— BEGIN INPUT RECORDS —

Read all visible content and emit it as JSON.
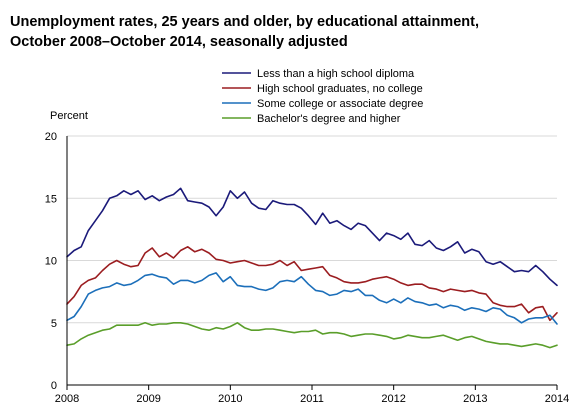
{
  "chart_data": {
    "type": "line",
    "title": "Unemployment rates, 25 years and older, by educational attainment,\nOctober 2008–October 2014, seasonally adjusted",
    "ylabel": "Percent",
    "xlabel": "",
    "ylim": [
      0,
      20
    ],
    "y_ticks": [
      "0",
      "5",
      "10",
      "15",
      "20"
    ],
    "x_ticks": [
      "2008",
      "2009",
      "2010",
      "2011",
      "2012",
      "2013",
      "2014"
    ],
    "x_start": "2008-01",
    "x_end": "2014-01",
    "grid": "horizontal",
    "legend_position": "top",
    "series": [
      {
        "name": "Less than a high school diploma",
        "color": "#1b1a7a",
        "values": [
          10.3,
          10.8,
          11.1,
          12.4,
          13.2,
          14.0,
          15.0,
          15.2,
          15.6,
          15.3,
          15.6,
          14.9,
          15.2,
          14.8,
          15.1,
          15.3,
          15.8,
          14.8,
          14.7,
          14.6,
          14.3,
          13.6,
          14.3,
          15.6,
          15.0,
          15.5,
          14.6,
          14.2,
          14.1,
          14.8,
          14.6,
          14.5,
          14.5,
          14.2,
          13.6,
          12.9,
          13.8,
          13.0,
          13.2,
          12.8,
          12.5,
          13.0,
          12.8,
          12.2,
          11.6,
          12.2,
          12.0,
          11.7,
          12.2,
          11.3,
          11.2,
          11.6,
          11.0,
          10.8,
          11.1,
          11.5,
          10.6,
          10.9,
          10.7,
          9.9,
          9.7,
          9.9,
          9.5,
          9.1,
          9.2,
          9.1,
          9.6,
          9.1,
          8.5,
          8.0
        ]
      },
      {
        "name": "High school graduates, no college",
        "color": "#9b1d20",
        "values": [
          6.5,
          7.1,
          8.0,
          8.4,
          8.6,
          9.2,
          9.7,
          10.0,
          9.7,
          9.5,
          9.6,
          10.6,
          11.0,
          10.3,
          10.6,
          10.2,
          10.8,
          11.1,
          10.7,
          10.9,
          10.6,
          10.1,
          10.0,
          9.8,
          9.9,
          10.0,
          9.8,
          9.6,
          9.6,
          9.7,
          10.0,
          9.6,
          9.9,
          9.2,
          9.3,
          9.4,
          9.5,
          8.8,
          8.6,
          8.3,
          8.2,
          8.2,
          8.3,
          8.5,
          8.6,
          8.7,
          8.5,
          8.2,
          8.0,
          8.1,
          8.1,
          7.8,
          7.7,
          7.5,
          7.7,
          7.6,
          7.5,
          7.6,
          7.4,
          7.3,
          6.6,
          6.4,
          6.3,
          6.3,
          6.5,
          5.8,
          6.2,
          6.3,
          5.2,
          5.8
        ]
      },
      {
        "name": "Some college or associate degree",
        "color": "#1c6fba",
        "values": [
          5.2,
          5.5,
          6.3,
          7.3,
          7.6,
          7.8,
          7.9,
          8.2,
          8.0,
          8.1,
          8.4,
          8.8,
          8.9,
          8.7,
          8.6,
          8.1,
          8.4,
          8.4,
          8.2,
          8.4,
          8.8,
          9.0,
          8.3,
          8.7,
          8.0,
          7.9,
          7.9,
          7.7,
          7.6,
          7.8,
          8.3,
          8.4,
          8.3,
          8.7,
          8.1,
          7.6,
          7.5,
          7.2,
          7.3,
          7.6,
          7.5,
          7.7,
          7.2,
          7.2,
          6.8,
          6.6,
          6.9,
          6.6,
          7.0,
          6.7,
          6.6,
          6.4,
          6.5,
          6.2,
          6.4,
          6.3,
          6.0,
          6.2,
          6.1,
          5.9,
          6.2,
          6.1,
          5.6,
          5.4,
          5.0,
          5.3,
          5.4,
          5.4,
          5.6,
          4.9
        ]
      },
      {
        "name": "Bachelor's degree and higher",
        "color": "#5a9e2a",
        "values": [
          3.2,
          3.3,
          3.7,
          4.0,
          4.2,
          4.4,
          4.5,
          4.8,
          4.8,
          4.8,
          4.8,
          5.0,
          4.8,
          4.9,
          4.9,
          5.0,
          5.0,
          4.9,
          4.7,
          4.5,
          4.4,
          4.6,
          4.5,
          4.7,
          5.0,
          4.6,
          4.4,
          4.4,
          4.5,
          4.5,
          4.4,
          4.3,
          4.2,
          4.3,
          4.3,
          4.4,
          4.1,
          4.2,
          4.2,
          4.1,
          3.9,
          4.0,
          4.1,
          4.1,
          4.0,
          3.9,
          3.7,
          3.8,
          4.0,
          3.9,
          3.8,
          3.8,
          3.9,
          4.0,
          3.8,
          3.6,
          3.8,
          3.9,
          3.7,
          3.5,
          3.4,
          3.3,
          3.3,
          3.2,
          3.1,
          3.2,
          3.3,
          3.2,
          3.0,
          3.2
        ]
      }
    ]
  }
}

— END INPUT RECORDS —
— BEGIN INPUT RECORDS —

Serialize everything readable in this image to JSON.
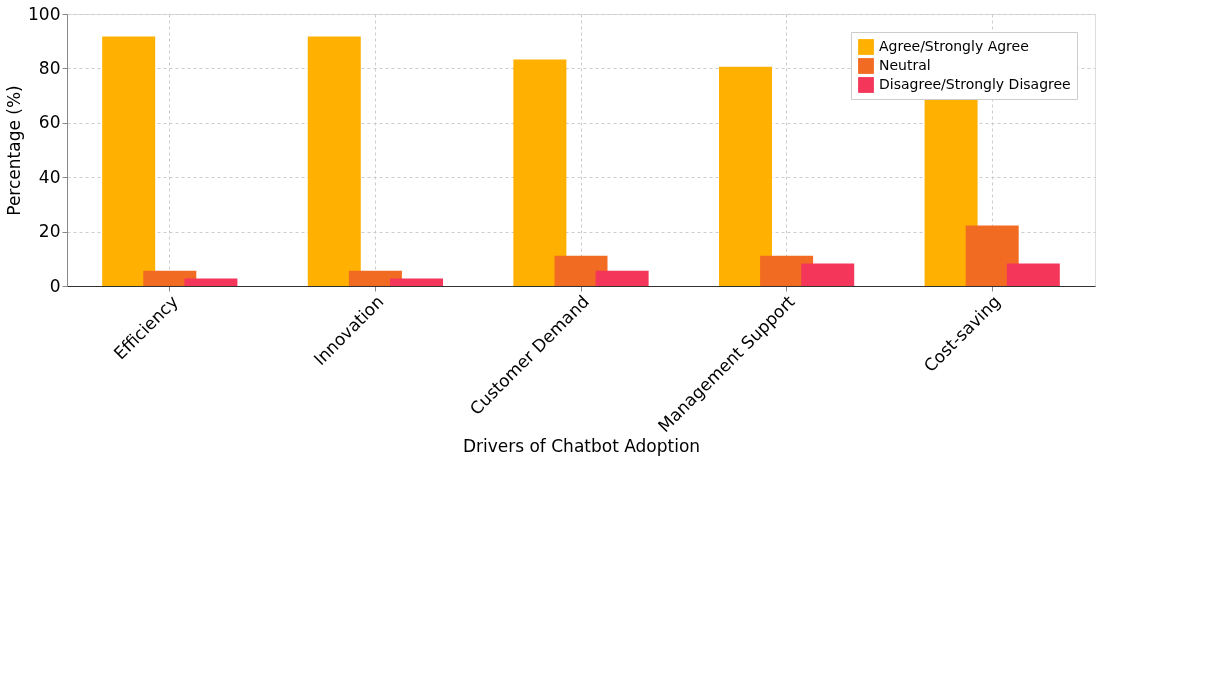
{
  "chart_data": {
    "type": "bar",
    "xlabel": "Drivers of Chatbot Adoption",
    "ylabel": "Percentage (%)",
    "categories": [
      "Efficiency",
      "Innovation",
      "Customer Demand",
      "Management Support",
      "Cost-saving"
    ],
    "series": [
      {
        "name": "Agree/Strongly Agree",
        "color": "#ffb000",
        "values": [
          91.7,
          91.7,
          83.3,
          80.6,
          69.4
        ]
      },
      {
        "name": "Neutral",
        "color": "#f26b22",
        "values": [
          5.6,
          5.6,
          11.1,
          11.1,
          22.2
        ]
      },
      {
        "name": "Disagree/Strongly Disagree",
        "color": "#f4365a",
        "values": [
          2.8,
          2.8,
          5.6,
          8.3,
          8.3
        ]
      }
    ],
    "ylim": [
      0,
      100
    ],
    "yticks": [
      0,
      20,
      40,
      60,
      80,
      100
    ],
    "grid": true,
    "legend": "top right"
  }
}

— END INPUT RECORDS —

• **THE PROBLEM**
Gather up the lines containing the word "degree" from these records and copy them.

• **RESULT BELOW**
        "name": "Some college or associate degree",
        "name": "Bachelor's degree and higher",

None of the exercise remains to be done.